● **PROVIDED ENTRIES**
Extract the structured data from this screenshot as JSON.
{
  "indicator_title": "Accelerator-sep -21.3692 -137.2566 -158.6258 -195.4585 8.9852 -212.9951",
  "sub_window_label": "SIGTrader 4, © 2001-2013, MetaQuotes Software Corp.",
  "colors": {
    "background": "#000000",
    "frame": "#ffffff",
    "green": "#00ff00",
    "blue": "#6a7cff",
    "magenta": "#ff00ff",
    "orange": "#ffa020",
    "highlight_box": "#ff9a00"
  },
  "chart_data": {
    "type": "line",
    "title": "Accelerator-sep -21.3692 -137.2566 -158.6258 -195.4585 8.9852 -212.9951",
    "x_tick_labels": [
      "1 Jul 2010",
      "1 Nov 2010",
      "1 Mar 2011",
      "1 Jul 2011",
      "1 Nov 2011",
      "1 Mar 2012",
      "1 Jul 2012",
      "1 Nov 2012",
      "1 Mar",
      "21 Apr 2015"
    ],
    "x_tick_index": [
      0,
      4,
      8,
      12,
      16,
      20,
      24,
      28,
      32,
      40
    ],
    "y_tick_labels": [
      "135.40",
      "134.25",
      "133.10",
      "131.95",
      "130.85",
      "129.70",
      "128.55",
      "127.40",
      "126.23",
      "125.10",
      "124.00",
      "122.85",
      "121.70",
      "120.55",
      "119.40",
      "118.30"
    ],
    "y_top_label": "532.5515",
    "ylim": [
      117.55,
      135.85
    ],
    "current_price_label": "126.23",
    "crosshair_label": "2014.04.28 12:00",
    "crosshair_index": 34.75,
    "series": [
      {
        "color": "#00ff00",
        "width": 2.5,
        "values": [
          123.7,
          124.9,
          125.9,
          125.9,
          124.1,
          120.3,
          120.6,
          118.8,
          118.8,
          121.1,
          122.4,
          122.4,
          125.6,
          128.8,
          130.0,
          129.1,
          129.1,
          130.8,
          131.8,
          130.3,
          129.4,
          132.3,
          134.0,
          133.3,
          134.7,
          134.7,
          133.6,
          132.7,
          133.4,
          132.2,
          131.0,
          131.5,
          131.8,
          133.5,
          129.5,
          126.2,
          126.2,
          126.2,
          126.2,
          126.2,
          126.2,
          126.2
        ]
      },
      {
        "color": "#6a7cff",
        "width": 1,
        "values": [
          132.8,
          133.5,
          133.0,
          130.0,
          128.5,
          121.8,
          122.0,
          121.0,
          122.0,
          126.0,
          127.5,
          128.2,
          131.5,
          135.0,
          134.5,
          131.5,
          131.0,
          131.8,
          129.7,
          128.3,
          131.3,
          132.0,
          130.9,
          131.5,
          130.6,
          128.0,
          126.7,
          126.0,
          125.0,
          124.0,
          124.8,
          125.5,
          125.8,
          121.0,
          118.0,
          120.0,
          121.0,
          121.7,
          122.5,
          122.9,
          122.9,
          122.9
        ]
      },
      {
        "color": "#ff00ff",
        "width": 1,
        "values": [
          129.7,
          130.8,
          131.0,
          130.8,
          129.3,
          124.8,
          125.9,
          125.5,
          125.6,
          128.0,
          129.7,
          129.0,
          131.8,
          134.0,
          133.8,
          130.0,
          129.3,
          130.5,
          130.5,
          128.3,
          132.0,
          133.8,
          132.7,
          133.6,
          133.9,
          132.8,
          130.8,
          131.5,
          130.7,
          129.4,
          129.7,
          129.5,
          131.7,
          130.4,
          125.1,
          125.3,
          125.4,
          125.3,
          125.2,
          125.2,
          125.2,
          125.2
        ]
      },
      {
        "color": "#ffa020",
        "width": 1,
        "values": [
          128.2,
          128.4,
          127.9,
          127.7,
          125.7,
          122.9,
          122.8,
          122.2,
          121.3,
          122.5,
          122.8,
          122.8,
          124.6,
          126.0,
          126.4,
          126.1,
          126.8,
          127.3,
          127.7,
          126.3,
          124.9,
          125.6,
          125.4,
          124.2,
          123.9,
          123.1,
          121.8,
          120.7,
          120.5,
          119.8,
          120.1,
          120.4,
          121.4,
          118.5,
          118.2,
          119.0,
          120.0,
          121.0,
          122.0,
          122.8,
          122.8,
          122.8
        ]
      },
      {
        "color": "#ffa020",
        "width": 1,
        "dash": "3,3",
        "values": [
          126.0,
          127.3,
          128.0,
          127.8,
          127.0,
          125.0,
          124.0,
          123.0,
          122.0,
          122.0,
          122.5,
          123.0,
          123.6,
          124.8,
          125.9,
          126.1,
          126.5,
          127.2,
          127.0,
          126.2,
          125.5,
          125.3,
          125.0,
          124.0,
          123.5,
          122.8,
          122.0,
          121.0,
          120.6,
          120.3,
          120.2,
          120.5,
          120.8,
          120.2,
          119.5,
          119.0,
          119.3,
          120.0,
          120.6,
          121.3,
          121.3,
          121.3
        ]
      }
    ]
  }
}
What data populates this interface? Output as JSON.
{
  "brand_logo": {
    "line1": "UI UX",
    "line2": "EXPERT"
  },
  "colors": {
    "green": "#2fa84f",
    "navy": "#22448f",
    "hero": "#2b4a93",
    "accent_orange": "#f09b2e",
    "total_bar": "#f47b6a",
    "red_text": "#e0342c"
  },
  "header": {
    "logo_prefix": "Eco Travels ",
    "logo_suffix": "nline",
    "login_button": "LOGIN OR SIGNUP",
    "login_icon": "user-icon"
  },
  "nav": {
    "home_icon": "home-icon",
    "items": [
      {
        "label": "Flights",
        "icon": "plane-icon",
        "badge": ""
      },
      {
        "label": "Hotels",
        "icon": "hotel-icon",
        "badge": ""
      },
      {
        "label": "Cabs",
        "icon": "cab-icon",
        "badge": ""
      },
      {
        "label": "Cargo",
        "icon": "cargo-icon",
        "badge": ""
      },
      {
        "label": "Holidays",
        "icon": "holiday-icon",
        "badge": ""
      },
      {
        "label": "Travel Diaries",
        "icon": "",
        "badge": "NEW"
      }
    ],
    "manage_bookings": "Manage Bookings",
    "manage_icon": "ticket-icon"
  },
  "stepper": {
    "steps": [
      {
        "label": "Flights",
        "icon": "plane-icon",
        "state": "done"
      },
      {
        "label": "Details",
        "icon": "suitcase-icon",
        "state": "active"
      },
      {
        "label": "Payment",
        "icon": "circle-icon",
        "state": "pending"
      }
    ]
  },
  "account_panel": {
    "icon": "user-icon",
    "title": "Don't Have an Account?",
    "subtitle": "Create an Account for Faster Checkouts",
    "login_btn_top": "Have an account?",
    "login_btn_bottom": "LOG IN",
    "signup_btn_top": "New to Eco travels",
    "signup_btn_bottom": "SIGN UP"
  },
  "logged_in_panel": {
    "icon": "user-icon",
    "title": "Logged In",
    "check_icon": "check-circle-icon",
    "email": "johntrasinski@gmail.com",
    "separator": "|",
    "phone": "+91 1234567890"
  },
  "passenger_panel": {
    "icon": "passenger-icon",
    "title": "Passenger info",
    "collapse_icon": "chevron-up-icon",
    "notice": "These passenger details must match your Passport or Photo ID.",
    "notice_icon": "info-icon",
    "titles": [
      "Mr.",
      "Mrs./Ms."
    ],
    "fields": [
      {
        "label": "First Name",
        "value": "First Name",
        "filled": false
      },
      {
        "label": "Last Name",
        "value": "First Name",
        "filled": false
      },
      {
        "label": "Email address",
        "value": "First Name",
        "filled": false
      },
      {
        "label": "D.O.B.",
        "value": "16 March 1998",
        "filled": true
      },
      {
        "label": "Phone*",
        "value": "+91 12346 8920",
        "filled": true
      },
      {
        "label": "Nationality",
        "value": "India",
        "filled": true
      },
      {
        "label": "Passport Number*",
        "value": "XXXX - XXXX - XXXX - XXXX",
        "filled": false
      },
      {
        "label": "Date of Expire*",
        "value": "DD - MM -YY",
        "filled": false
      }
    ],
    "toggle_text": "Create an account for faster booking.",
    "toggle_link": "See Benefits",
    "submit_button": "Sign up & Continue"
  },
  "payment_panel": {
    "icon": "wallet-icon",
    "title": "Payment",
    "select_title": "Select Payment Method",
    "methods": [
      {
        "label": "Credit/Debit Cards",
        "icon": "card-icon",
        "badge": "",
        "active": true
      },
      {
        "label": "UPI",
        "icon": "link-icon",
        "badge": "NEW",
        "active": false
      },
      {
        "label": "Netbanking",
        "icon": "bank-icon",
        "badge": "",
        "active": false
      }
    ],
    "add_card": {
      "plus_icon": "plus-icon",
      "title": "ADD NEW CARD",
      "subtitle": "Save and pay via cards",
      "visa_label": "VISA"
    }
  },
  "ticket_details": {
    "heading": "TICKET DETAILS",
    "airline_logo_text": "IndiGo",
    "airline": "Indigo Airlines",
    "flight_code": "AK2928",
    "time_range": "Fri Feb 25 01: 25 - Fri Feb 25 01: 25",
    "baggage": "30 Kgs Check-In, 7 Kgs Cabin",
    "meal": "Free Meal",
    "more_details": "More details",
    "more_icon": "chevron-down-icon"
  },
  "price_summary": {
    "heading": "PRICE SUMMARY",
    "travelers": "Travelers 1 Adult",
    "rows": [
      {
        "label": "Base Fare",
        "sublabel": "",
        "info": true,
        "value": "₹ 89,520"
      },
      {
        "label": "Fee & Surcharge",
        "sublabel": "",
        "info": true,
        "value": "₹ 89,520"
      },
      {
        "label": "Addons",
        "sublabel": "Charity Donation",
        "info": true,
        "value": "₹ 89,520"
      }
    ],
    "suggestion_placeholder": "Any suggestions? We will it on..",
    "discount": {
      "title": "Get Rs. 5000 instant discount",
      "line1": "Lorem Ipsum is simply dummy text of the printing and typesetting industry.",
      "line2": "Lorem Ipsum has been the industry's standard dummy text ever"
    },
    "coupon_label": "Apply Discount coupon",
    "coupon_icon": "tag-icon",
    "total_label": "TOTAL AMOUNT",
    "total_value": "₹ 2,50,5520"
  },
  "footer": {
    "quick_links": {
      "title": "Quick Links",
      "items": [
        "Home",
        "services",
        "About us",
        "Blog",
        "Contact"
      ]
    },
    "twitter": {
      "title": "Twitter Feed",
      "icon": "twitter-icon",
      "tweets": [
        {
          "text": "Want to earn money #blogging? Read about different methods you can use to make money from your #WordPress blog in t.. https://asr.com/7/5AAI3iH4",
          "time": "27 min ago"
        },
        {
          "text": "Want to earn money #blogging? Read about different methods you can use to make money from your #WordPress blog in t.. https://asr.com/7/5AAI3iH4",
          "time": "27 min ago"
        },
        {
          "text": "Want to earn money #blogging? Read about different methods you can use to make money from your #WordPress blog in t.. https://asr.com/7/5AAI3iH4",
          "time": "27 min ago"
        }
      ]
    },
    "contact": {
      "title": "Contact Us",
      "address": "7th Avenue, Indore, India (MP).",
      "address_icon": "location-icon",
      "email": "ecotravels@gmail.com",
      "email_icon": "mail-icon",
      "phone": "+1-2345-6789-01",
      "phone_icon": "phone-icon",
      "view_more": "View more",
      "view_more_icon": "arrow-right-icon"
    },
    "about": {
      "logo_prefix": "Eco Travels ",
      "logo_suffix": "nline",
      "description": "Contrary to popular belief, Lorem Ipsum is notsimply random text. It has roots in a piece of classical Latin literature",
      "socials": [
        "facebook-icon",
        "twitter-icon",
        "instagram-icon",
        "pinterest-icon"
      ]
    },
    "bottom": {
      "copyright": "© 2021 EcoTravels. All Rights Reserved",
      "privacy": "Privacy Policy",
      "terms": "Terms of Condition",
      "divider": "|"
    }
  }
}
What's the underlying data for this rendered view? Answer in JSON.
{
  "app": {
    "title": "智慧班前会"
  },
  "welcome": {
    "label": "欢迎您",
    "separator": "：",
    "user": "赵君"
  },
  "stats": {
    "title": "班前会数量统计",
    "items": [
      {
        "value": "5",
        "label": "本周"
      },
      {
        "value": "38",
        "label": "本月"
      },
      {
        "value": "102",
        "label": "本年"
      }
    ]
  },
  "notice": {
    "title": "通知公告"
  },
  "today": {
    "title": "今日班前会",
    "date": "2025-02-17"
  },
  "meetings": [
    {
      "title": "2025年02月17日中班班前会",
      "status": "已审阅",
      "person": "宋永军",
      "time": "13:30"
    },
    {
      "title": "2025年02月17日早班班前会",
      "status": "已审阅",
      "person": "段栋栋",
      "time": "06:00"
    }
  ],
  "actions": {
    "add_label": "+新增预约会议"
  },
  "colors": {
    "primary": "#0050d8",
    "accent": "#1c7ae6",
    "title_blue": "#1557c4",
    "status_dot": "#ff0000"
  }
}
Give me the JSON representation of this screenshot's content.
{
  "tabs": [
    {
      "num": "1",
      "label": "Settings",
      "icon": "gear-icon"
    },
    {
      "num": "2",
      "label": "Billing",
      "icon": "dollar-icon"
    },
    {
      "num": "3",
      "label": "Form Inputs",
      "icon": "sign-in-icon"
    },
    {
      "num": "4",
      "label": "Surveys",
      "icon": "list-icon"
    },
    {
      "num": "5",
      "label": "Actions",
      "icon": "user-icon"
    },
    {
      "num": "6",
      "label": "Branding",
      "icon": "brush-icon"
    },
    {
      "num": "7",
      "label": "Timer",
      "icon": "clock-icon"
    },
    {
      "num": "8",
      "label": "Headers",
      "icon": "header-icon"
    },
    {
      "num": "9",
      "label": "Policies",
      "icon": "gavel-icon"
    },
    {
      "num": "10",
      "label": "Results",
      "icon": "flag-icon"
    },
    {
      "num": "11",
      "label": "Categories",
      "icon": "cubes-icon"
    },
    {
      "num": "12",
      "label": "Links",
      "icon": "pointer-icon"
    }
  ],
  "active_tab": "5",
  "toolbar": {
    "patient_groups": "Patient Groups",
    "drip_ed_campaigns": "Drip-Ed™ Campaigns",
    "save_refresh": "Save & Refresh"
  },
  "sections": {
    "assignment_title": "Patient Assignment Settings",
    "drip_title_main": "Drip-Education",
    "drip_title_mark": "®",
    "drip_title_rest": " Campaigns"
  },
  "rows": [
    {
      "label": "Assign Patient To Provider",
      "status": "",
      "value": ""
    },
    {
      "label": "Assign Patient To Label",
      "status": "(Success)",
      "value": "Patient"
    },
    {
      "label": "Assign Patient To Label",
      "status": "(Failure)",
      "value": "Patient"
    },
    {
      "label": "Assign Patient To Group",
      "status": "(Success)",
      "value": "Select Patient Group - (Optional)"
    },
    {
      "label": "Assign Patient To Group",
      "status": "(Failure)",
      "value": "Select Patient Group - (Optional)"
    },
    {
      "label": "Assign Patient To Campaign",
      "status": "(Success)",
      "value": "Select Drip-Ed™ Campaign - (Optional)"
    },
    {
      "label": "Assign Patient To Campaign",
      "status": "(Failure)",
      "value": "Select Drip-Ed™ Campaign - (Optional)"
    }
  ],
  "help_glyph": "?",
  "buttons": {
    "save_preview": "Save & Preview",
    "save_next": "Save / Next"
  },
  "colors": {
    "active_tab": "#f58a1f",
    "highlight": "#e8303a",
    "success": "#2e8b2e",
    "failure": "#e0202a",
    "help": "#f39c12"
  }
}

● **TASK TO CARRY OUT**
From the entries above, copy every line that holds the word "India".

● **SOLUTION**
        "value": "India",
      "address": "7th Avenue, Indore, India (MP).",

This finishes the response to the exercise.